Available records.
## Start

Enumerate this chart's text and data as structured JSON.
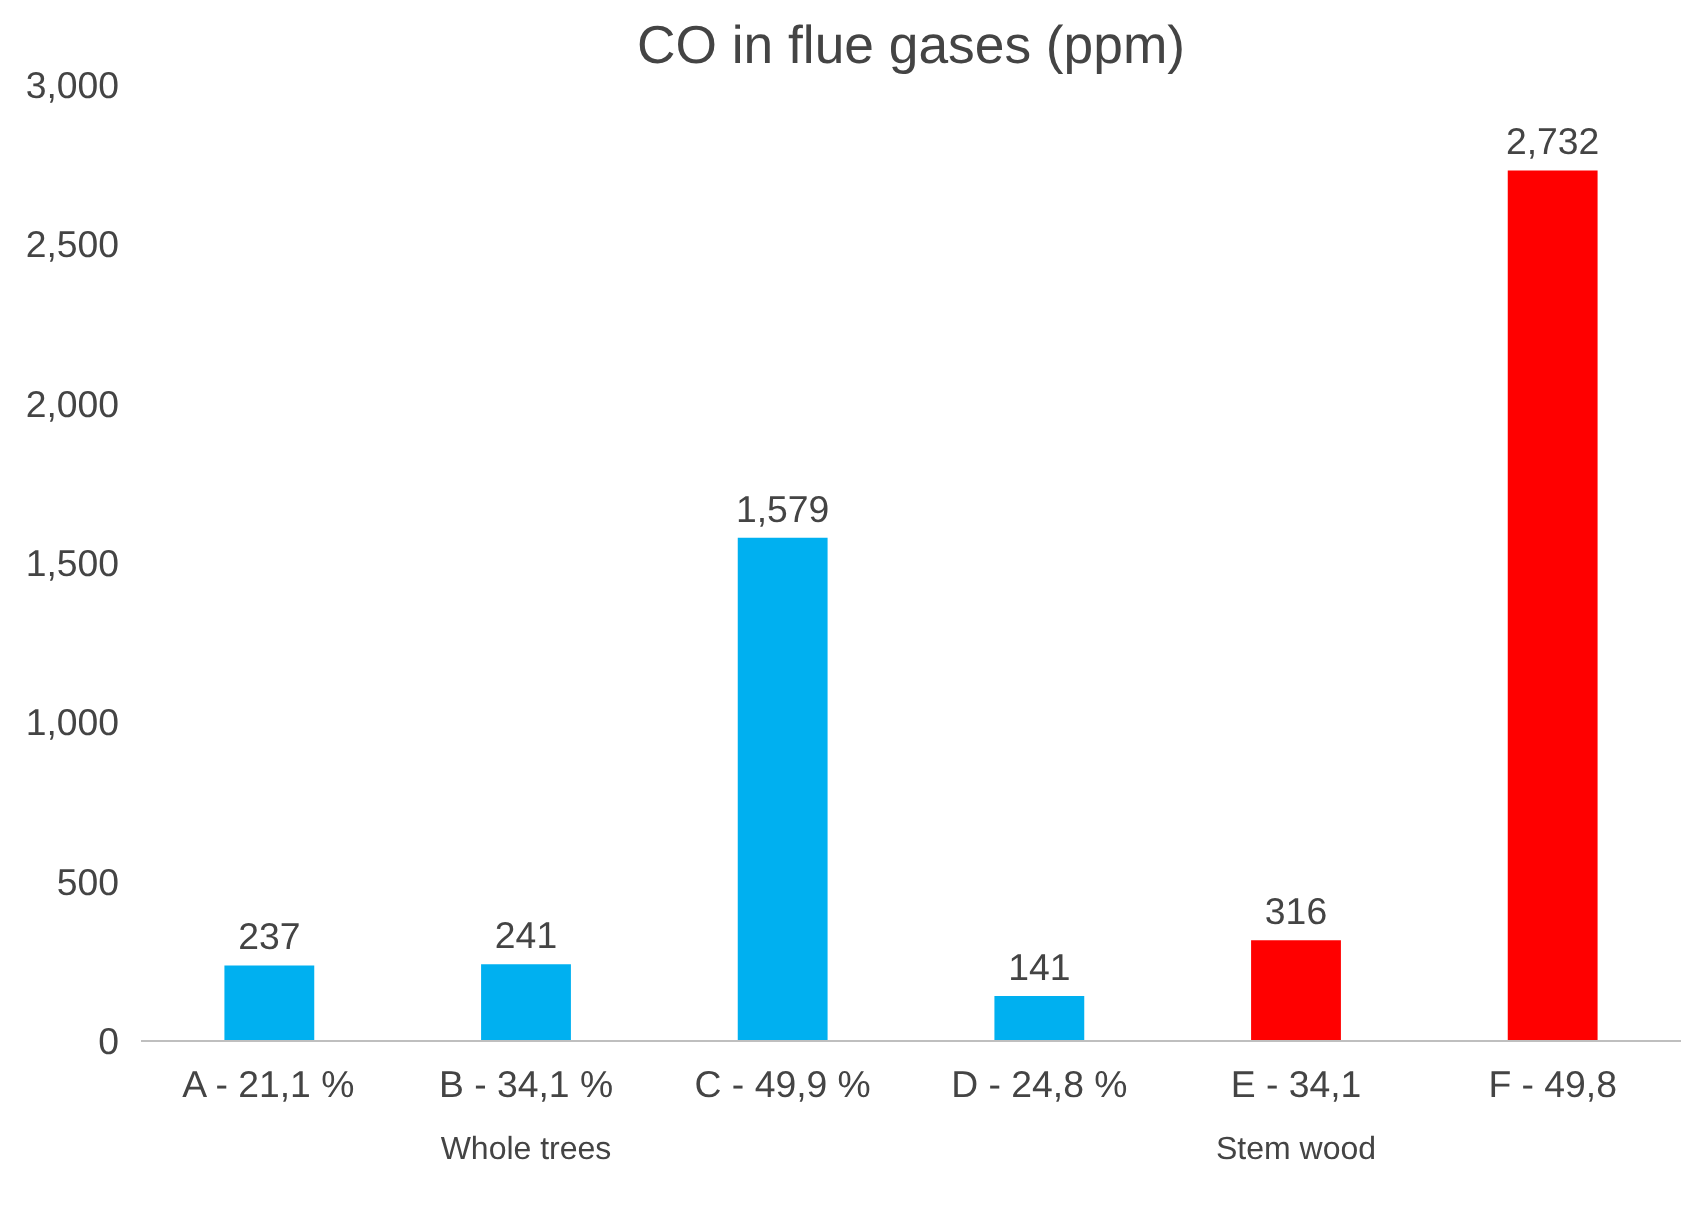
{
  "chart_data": {
    "type": "bar",
    "title": "CO in flue gases (ppm)",
    "categories": [
      "A - 21,1 %",
      "B - 34,1 %",
      "C - 49,9 %",
      "D - 24,8 %",
      "E - 34,1",
      "F - 49,8"
    ],
    "values": [
      237,
      241,
      1579,
      141,
      316,
      2732
    ],
    "colors": [
      "#00b0f0",
      "#00b0f0",
      "#00b0f0",
      "#00b0f0",
      "#ff0000",
      "#ff0000"
    ],
    "value_labels": [
      "237",
      "241",
      "1,579",
      "141",
      "316",
      "2,732"
    ],
    "ylim": [
      0,
      3000
    ],
    "yticks": [
      0,
      500,
      {
        "value": 1000,
        "label": "1,000"
      },
      {
        "value": 1500,
        "label": "1,500"
      },
      {
        "value": 2000,
        "label": "2,000"
      },
      {
        "value": 2500,
        "label": "2,500"
      },
      {
        "value": 3000,
        "label": "3,000"
      }
    ],
    "annotations": [
      "Whole trees",
      "Stem wood"
    ],
    "grid": false
  }
}
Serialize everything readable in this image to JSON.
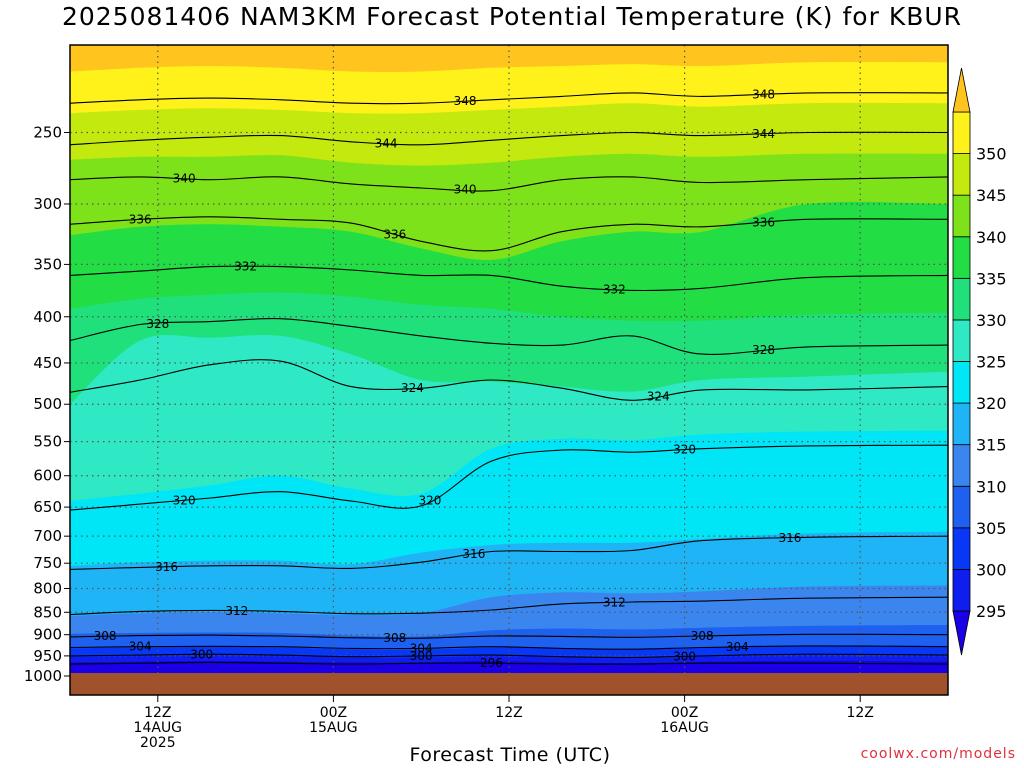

## End

Exercise description. Set down the lines of the records above exactly, apart from the pictures.

Solution.
Enumerate this chart's text and data as structured JSON.
{
  "chart_data": {
    "type": "bar",
    "title": "CO in flue gases (ppm)",
    "categories": [
      "A - 21,1 %",
      "B - 34,1 %",
      "C - 49,9 %",
      "D - 24,8 %",
      "E - 34,1",
      "F - 49,8"
    ],
    "values": [
      237,
      241,
      1579,
      141,
      316,
      2732
    ],
    "colors": [
      "#00b0f0",
      "#00b0f0",
      "#00b0f0",
      "#00b0f0",
      "#ff0000",
      "#ff0000"
    ],
    "value_labels": [
      "237",
      "241",
      "1,579",
      "141",
      "316",
      "2,732"
    ],
    "ylim": [
      0,
      3000
    ],
    "yticks": [
      0,
      500,
      {
        "value": 1000,
        "label": "1,000"
      },
      {
        "value": 1500,
        "label": "1,500"
      },
      {
        "value": 2000,
        "label": "2,000"
      },
      {
        "value": 2500,
        "label": "2,500"
      },
      {
        "value": 3000,
        "label": "3,000"
      }
    ],
    "annotations": [
      "Whole trees",
      "Stem wood"
    ],
    "grid": false
  }
}
Serialize everything readable in this image to JSON.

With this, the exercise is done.